■ **Directions for this task**
Reproduce the listing below without any change.

# start of Material

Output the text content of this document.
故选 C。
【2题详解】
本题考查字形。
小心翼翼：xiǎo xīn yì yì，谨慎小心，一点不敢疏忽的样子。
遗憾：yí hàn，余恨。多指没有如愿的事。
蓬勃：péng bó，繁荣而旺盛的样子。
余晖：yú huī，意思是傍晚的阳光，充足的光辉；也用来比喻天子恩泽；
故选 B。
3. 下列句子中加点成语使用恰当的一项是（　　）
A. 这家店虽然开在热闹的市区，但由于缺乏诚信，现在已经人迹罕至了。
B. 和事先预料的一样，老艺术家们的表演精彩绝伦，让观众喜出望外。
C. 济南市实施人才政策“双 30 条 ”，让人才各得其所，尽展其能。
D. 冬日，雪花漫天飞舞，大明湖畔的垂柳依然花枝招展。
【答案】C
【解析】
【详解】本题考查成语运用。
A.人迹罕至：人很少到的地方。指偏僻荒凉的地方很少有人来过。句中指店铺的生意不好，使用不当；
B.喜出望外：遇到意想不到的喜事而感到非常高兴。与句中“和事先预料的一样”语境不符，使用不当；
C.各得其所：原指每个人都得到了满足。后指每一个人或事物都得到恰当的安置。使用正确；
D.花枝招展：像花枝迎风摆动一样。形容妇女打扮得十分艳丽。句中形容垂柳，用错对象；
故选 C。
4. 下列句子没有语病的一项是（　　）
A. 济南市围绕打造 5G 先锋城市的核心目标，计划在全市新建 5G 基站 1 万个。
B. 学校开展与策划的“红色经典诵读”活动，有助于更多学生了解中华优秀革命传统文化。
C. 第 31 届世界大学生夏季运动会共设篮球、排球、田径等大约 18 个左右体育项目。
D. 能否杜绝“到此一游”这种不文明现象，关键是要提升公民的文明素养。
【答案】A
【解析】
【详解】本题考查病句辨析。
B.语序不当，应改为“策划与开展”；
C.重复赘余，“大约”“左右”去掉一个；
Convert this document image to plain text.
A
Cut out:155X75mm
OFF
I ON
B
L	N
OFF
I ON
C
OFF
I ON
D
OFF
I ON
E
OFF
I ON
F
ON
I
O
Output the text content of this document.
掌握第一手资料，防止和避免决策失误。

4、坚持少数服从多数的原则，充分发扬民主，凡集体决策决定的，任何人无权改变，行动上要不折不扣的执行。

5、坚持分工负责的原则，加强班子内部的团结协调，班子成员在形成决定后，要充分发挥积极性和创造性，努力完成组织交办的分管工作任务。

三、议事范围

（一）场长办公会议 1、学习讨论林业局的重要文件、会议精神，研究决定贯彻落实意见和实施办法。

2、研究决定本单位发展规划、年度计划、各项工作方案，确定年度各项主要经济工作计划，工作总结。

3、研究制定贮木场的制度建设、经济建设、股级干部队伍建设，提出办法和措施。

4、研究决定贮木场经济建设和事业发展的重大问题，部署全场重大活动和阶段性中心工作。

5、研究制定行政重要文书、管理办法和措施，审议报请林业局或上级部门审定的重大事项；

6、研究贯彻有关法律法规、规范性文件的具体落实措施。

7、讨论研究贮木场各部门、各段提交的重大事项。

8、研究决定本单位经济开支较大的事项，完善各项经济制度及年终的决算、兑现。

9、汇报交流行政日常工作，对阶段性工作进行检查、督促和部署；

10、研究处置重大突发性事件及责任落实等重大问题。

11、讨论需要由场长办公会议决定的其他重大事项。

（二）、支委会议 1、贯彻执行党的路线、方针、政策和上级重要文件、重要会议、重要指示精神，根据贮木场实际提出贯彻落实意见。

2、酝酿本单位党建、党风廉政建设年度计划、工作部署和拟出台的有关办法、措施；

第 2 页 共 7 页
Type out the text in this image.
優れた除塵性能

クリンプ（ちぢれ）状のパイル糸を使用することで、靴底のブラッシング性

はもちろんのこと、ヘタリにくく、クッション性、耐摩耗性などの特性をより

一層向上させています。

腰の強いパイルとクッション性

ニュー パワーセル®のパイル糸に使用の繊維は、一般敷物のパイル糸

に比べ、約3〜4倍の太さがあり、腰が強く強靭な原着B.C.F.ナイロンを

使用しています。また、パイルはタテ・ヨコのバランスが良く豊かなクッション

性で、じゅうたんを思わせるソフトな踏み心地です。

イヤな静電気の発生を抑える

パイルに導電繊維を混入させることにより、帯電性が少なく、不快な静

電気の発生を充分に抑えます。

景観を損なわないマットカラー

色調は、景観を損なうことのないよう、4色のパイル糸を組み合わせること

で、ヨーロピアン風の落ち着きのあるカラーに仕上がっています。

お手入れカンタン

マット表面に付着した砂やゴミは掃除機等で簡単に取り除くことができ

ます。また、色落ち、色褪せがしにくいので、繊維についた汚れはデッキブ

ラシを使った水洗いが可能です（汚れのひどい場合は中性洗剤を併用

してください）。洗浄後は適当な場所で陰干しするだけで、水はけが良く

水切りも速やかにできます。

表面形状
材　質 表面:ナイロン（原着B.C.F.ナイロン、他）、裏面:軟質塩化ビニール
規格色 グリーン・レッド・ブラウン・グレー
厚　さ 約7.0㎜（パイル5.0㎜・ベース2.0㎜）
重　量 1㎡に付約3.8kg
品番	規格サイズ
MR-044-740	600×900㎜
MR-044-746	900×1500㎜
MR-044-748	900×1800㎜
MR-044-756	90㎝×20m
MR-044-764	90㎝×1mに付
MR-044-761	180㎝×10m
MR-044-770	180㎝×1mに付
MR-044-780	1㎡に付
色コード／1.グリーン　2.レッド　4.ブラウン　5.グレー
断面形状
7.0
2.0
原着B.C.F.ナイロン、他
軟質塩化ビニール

# end of Material

■ **Exercise answer**
Output the text content of this document.
故选 C。
【2题详解】
本题考查字形。
小心翼翼：xiǎo xīn yì yì，谨慎小心，一点不敢疏忽的样子。
遗憾：yí hàn，余恨。多指没有如愿的事。
蓬勃：péng bó，繁荣而旺盛的样子。
余晖：yú huī，意思是傍晚的阳光，充足的光辉；也用来比喻天子恩泽；
故选 B。
3. 下列句子中加点成语使用恰当的一项是（　　）
A. 这家店虽然开在热闹的市区，但由于缺乏诚信，现在已经人迹罕至了。
B. 和事先预料的一样，老艺术家们的表演精彩绝伦，让观众喜出望外。
C. 济南市实施人才政策“双 30 条 ”，让人才各得其所，尽展其能。
D. 冬日，雪花漫天飞舞，大明湖畔的垂柳依然花枝招展。
【答案】C
【解析】
【详解】本题考查成语运用。
A.人迹罕至：人很少到的地方。指偏僻荒凉的地方很少有人来过。句中指店铺的生意不好，使用不当；
B.喜出望外：遇到意想不到的喜事而感到非常高兴。与句中“和事先预料的一样”语境不符，使用不当；
C.各得其所：原指每个人都得到了满足。后指每一个人或事物都得到恰当的安置。使用正确；
D.花枝招展：像花枝迎风摆动一样。形容妇女打扮得十分艳丽。句中形容垂柳，用错对象；
故选 C。
4. 下列句子没有语病的一项是（　　）
A. 济南市围绕打造 5G 先锋城市的核心目标，计划在全市新建 5G 基站 1 万个。
B. 学校开展与策划的“红色经典诵读”活动，有助于更多学生了解中华优秀革命传统文化。
C. 第 31 届世界大学生夏季运动会共设篮球、排球、田径等大约 18 个左右体育项目。
D. 能否杜绝“到此一游”这种不文明现象，关键是要提升公民的文明素养。
【答案】A
【解析】
【详解】本题考查病句辨析。
B.语序不当，应改为“策划与开展”；
C.重复赘余，“大约”“左右”去掉一个；
Convert this document image to plain text.
A
Cut out:155X75mm
OFF
I ON
B
L	N
OFF
I ON
C
OFF
I ON
D
OFF
I ON
E
OFF
I ON
F
ON
I
O
Output the text content of this document.
掌握第一手资料，防止和避免决策失误。

4、坚持少数服从多数的原则，充分发扬民主，凡集体决策决定的，任何人无权改变，行动上要不折不扣的执行。

5、坚持分工负责的原则，加强班子内部的团结协调，班子成员在形成决定后，要充分发挥积极性和创造性，努力完成组织交办的分管工作任务。

三、议事范围

（一）场长办公会议 1、学习讨论林业局的重要文件、会议精神，研究决定贯彻落实意见和实施办法。

2、研究决定本单位发展规划、年度计划、各项工作方案，确定年度各项主要经济工作计划，工作总结。

3、研究制定贮木场的制度建设、经济建设、股级干部队伍建设，提出办法和措施。

4、研究决定贮木场经济建设和事业发展的重大问题，部署全场重大活动和阶段性中心工作。

5、研究制定行政重要文书、管理办法和措施，审议报请林业局或上级部门审定的重大事项；

6、研究贯彻有关法律法规、规范性文件的具体落实措施。

7、讨论研究贮木场各部门、各段提交的重大事项。

8、研究决定本单位经济开支较大的事项，完善各项经济制度及年终的决算、兑现。

9、汇报交流行政日常工作，对阶段性工作进行检查、督促和部署；

10、研究处置重大突发性事件及责任落实等重大问题。

11、讨论需要由场长办公会议决定的其他重大事项。

（二）、支委会议 1、贯彻执行党的路线、方针、政策和上级重要文件、重要会议、重要指示精神，根据贮木场实际提出贯彻落实意见。

2、酝酿本单位党建、党风廉政建设年度计划、工作部署和拟出台的有关办法、措施；

第 2 页 共 7 页
Type out the text in this image.
優れた除塵性能

クリンプ（ちぢれ）状のパイル糸を使用することで、靴底のブラッシング性

はもちろんのこと、ヘタリにくく、クッション性、耐摩耗性などの特性をより

一層向上させています。

腰の強いパイルとクッション性

ニュー パワーセル®のパイル糸に使用の繊維は、一般敷物のパイル糸

に比べ、約3〜4倍の太さがあり、腰が強く強靭な原着B.C.F.ナイロンを

使用しています。また、パイルはタテ・ヨコのバランスが良く豊かなクッション

性で、じゅうたんを思わせるソフトな踏み心地です。

イヤな静電気の発生を抑える

パイルに導電繊維を混入させることにより、帯電性が少なく、不快な静

電気の発生を充分に抑えます。

景観を損なわないマットカラー

色調は、景観を損なうことのないよう、4色のパイル糸を組み合わせること

で、ヨーロピアン風の落ち着きのあるカラーに仕上がっています。

お手入れカンタン

マット表面に付着した砂やゴミは掃除機等で簡単に取り除くことができ

ます。また、色落ち、色褪せがしにくいので、繊維についた汚れはデッキブ

ラシを使った水洗いが可能です（汚れのひどい場合は中性洗剤を併用

してください）。洗浄後は適当な場所で陰干しするだけで、水はけが良く

水切りも速やかにできます。

表面形状
材　質 表面:ナイロン（原着B.C.F.ナイロン、他）、裏面:軟質塩化ビニール
規格色 グリーン・レッド・ブラウン・グレー
厚　さ 約7.0㎜（パイル5.0㎜・ベース2.0㎜）
重　量 1㎡に付約3.8kg
品番	規格サイズ
MR-044-740	600×900㎜
MR-044-746	900×1500㎜
MR-044-748	900×1800㎜
MR-044-756	90㎝×20m
MR-044-764	90㎝×1mに付
MR-044-761	180㎝×10m
MR-044-770	180㎝×1mに付
MR-044-780	1㎡に付
色コード／1.グリーン　2.レッド　4.ブラウン　5.グレー
断面形状
7.0
2.0
原着B.C.F.ナイロン、他
軟質塩化ビニール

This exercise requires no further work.